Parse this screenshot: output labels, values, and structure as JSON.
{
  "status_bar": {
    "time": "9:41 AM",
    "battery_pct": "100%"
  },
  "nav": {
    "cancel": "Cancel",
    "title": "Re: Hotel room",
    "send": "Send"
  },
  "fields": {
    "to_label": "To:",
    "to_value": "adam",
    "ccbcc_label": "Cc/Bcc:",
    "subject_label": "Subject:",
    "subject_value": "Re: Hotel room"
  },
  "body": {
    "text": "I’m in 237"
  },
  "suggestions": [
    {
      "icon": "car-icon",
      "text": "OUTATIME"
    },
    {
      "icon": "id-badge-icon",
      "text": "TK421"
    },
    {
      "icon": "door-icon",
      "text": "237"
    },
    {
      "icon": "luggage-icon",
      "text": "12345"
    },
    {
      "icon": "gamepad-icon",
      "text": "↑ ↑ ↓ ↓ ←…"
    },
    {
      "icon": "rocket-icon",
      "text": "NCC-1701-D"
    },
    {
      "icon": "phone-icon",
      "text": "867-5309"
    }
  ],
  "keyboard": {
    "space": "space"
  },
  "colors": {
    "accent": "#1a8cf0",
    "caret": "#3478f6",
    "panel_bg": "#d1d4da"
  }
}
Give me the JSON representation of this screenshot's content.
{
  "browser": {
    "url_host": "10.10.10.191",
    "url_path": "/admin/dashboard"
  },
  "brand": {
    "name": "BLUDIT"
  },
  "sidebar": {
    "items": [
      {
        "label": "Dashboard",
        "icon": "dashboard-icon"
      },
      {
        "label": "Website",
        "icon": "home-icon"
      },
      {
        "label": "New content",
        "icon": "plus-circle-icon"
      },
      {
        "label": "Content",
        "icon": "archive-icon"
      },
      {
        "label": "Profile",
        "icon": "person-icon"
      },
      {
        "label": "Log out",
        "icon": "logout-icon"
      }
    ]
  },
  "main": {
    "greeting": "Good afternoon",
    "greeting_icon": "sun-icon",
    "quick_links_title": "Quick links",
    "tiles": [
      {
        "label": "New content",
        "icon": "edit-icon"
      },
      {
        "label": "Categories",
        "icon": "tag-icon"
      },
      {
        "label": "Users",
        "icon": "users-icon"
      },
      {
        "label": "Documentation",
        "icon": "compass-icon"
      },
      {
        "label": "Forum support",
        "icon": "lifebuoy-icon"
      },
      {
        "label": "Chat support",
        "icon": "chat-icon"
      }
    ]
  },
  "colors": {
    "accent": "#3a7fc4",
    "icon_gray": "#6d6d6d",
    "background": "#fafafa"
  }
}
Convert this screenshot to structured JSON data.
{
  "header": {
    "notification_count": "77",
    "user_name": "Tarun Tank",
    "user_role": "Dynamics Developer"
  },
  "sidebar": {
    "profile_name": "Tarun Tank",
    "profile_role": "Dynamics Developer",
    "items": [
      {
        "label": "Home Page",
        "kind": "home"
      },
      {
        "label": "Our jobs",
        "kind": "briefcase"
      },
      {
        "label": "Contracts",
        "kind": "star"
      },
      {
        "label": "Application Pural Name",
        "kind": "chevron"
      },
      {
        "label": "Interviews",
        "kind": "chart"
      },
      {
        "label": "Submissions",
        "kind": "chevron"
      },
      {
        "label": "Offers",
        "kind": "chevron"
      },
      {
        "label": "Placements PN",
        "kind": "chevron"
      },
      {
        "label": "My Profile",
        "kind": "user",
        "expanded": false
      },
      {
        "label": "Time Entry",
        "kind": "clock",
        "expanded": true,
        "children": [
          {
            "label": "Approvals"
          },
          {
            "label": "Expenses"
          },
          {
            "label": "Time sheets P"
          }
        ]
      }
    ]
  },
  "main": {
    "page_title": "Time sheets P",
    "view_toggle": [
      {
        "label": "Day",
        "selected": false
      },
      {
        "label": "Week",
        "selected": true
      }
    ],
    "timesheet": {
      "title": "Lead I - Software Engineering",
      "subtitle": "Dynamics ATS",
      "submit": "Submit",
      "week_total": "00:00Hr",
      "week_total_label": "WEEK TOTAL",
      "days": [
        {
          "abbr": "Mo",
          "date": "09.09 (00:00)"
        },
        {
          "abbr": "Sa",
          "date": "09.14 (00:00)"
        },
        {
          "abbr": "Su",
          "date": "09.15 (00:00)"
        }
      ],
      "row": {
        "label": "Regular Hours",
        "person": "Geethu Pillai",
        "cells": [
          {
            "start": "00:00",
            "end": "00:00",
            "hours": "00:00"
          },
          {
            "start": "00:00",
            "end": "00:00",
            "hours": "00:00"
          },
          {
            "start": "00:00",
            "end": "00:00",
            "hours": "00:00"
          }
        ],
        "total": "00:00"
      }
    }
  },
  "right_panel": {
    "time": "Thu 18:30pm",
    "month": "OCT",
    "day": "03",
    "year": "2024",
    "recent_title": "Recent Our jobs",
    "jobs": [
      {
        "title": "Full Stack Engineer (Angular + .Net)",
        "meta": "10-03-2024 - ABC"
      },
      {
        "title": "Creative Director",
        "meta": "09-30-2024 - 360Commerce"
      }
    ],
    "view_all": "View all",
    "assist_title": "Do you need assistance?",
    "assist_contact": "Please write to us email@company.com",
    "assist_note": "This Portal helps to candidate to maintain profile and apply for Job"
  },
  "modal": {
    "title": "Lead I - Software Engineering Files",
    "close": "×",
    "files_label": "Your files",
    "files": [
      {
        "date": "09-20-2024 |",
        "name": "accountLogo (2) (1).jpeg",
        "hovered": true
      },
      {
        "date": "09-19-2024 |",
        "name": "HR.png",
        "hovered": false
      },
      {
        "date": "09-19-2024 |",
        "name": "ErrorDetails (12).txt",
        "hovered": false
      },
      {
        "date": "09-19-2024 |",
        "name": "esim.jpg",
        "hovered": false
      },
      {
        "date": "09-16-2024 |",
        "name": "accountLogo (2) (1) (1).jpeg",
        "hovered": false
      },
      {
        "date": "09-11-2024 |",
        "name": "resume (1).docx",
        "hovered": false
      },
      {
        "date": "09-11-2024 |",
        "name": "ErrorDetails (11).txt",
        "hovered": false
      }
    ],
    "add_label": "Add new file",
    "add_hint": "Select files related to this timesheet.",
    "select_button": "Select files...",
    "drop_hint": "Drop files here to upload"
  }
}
_ _ _ _ _ _ _
Written instruction: Using the listing, copy every line where the word "Tarun" shows up.

Solved problem:
    "user_name": "Tarun Tank",
    "profile_name": "Tarun Tank",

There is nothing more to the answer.